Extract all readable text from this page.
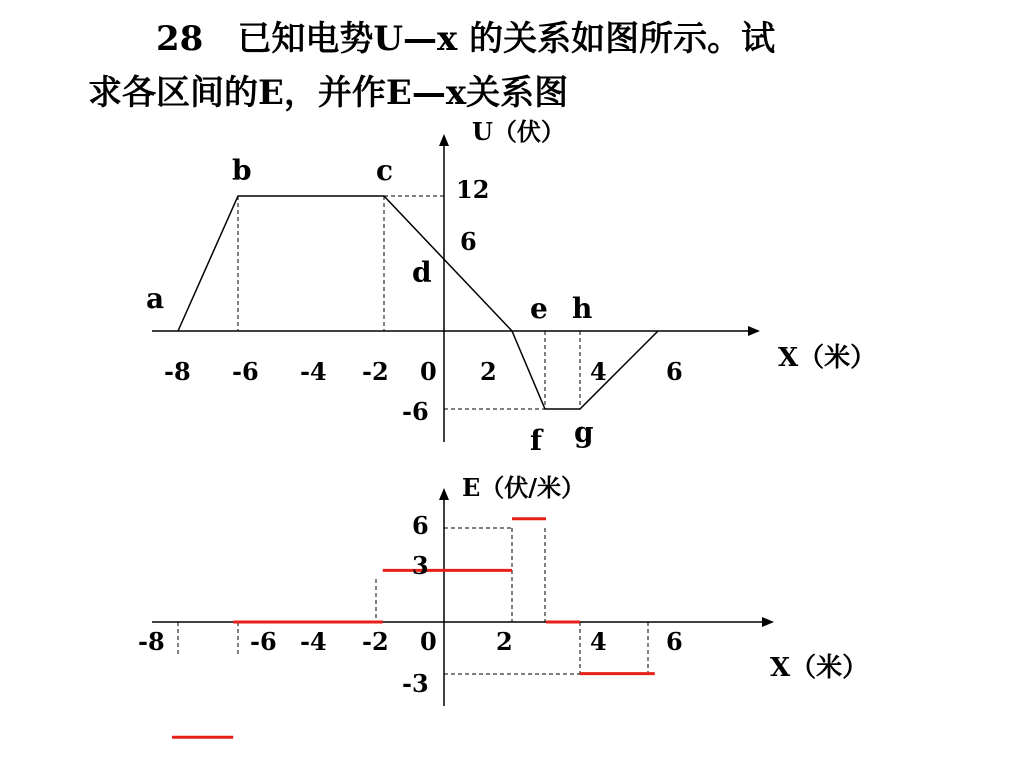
28　已知电势U—x 的关系如图所示。试
求各区间的E，并作E—x关系图
U（伏）
X（米）
12
6
-6
-8 -6 -4 -2 0 2	4 6
a
b	c
d
e
f g
h
E（伏/米）
X（米）
6
3
-3
-8	-6 -4 -2 0 2	4 6
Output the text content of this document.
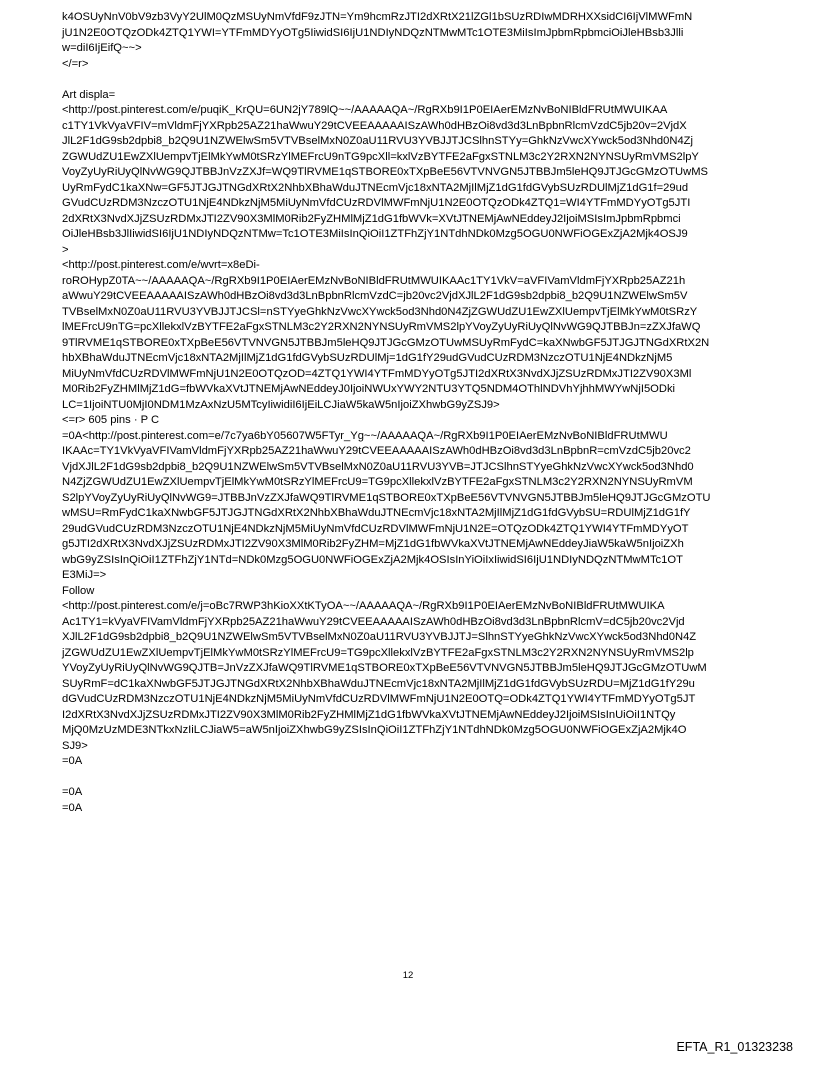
k4OSUyNnV0bV9zb3VyY2UlM0QzMSUyNmVfdF9zJTN=Ym9hcmRzJTI2dXRtX21lZGl1bSUzRDIwMDRHXXsidCI6IjVlMWFmN

jU1N2E0OTQzODk4ZTQ1YWI=YTFmMDYyOTg5IiwidSI6IjU1NDIyNDQzNTMwMTc1OTE3MiIsImJpbmRpbmciOiJleHBsb3Jlli

w=diI6IjEifQ~~>

</=r>

Art displa=

<http://post.pinterest.com/e/puqiK_KrQU=6UN2jY789lQ~~/AAAAAQA~/RgRXb9I1P0EIAerEMzNvBoNIBldFRUtMWUIKAA

c1TY1VkVyaVFIV=mVldmFjYXRpb25AZ21haWwuY29tCVEEAAAAAISzAWh0dHBzOi8vd3d3LnBpbnRlcmVzdC5jb20v=2VjdX

JlL2F1dG9sb2dpbi8_b2Q9U1NZWElwSm5VTVBselMxN0Z0aU11RVU3YVBJJTJCSlhnSTYy=GhkNzVwcXYwck5od3Nhd0N4Zj

ZGWUdZU1EwZXlUempvTjElMkYwM0tSRzYlMEFrcU9nTG9pcXll=kxlVzBYTFE2aFgxSTNLM3c2Y2RXN2NYNSUyRmVMS2lpY

VoyZyUyRiUyQlNvWG9QJTBBJnVzZXJf=WQ9TlRVME1qSTBORE0xTXpBeE56VTVNVGN5JTBBJm5leHQ9JTJGcGMzOTUwMS

UyRmFydC1kaXNw=GF5JTJGJTNGdXRtX2NhbXBhaWduJTNEcmVjc18xNTA2MjIlMjZ1dG1fdGVybSUzRDUlMjZ1dG1f=29ud

GVudCUzRDM3NzczOTU1NjE4NDkzNjM5MiUyNmVfdCUzRDVlMWFmNjU1N2E0OTQzODk4ZTQ1=WI4YTFmMDYyOTg5JTI

2dXRtX3NvdXJjZSUzRDMxJTI2ZV90X3MlM0Rib2FyZHMlMjZ1dG1fbWVk=XVtJTNEMjAwNEddeyJ2IjoiMSIsImJpbmRpbmci

OiJleHBsb3JlIiwidSI6IjU1NDIyNDQzNTMw=Tc1OTE3MiIsInQiOiI1ZTFhZjY1NTdhNDk0Mzg5OGU0NWFiOGExZjA2Mjk4OSJ9

>

<http://post.pinterest.com/e/wvrt=x8eDi-

roROHypZ0TA~~/AAAAAQA~/RgRXb9I1P0EIAerEMzNvBoNIBldFRUtMWUIKAAc1TY1VkV=aVFIVamVldmFjYXRpb25AZ21h

aWwuY29tCVEEAAAAAISzAWh0dHBzOi8vd3d3LnBpbnRlcmVzdC=jb20vc2VjdXJlL2F1dG9sb2dpbi8_b2Q9U1NZWElwSm5V

TVBselMxN0Z0aU11RVU3YVBJJTJCSl=nSTYyeGhkNzVwcXYwck5od3Nhd0N4ZjZGWUdZU1EwZXlUempvTjElMkYwM0tSRzY

lMEFrcU9nTG=pcXllekxlVzBYTFE2aFgxSTNLM3c2Y2RXN2NYNSUyRmVMS2lpYVoyZyUyRiUyQlNvWG9QJTBBJn=zZXJfaWQ

9TlRVME1qSTBORE0xTXpBeE56VTVNVGN5JTBBJm5leHQ9JTJGcGMzOTUwMSUyRmFydC=kaXNwbGF5JTJGJTNGdXRtX2N

hbXBhaWduJTNEcmVjc18xNTA2MjIlMjZ1dG1fdGVybSUzRDUlMj=1dG1fY29udGVudCUzRDM3NzczOTU1NjE4NDkzNjM5

MiUyNmVfdCUzRDVlMWFmNjU1N2E0OTQzOD=4ZTQ1YWI4YTFmMDYyOTg5JTI2dXRtX3NvdXJjZSUzRDMxJTI2ZV90X3Ml

M0Rib2FyZHMlMjZ1dG=fbWVkaXVtJTNEMjAwNEddeyJ0IjoiNWUxYWY2NTU3YTQ5NDM4OThlNDVhYjhhMWYwNjI5ODki

LC=1IjoiNTU0MjI0NDM1MzAxNzU5MTcyIiwidiI6IjEiLCJiaW5kaW5nIjoiZXhwbG9yZSJ9>

<=r> 605 pins · P C

=0A<http://post.pinterest.com=e/7c7ya6bY05607W5FTyr_Yg~~/AAAAAQA~/RgRXb9I1P0EIAerEMzNvBoNIBldFRUtMWU

IKAAc=TY1VkVyaVFIVamVldmFjYXRpb25AZ21haWwuY29tCVEEAAAAAISzAWh0dHBzOi8vd3d3LnBpbnR=cmVzdC5jb20vc2

VjdXJlL2F1dG9sb2dpbi8_b2Q9U1NZWElwSm5VTVBselMxN0Z0aU11RVU3YVB=JTJCSlhnSTYyeGhkNzVwcXYwck5od3Nhd0

N4ZjZGWUdZU1EwZXlUempvTjElMkYwM0tSRzYlMEFrcU9=TG9pcXllekxlVzBYTFE2aFgxSTNLM3c2Y2RXN2NYNSUyRmVM

S2lpYVoyZyUyRiUyQlNvWG9=JTBBJnVzZXJfaWQ9TlRVME1qSTBORE0xTXpBeE56VTVNVGN5JTBBJm5leHQ9JTJGcGMzOTU

wMSU=RmFydC1kaXNwbGF5JTJGJTNGdXRtX2NhbXBhaWduJTNEcmVjc18xNTA2MjIlMjZ1dG1fdGVybSU=RDUlMjZ1dG1fY

29udGVudCUzRDM3NzczOTU1NjE4NDkzNjM5MiUyNmVfdCUzRDVlMWFmNjU1N2E=OTQzODk4ZTQ1YWI4YTFmMDYyOT

g5JTI2dXRtX3NvdXJjZSUzRDMxJTI2ZV90X3MlM0Rib2FyZHM=MjZ1dG1fbWVkaXVtJTNEMjAwNEddeyJiaW5kaW5nIjoiZXh

wbG9yZSIsInQiOiI1ZTFhZjY1NTd=NDk0Mzg5OGU0NWFiOGExZjA2Mjk4OSIsInYiOiIxIiwidSI6IjU1NDIyNDQzNTMwMTc1OT

E3MiJ=>

Follow

<http://post.pinterest.com/e/j=oBc7RWP3hKioXXtKTyOA~~/AAAAAQA~/RgRXb9I1P0EIAerEMzNvBoNIBldFRUtMWUIKA

Ac1TY1=kVyaVFIVamVldmFjYXRpb25AZ21haWwuY29tCVEEAAAAAISzAWh0dHBzOi8vd3d3LnBpbnRlcmV=dC5jb20vc2Vjd

XJlL2F1dG9sb2dpbi8_b2Q9U1NZWElwSm5VTVBselMxN0Z0aU11RVU3YVBJJTJ=SlhnSTYyeGhkNzVwcXYwck5od3Nhd0N4Z

jZGWUdZU1EwZXlUempvTjElMkYwM0tSRzYlMEFrcU9=TG9pcXllekxlVzBYTFE2aFgxSTNLM3c2Y2RXN2NYNSUyRmVMS2lp

YVoyZyUyRiUyQlNvWG9QJTB=JnVzZXJfaWQ9TlRVME1qSTBORE0xTXpBeE56VTVNVGN5JTBBJm5leHQ9JTJGcGMzOTUwM

SUyRmF=dC1kaXNwbGF5JTJGJTNGdXRtX2NhbXBhaWduJTNEcmVjc18xNTA2MjIlMjZ1dG1fdGVybSUzRDU=MjZ1dG1fY29u

dGVudCUzRDM3NzczOTU1NjE4NDkzNjM5MiUyNmVfdCUzRDVlMWFmNjU1N2E0OTQ=ODk4ZTQ1YWI4YTFmMDYyOTg5JT

I2dXRtX3NvdXJjZSUzRDMxJTI2ZV90X3MlM0Rib2FyZHMlMjZ1dG1fbWVkaXVtJTNEMjAwNEddeyJ2IjoiMSIsInUiOiI1NTQy

MjQ0MzUzMDE3NTkxNzIiLCJiaW5=aW5nIjoiZXhwbG9yZSIsInQiOiI1ZTFhZjY1NTdhNDk0Mzg5OGU0NWFiOGExZjA2Mjk4O

SJ9>

=0A

=0A

=0A

12
EFTA_R1_01323238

::::::::

▶ [What this task involves]: Identify the lines of the entries containing the string "text". Copy each such line.

▶ [Problem solution]:
Extract all readable text from this page.
Output the text content of this document.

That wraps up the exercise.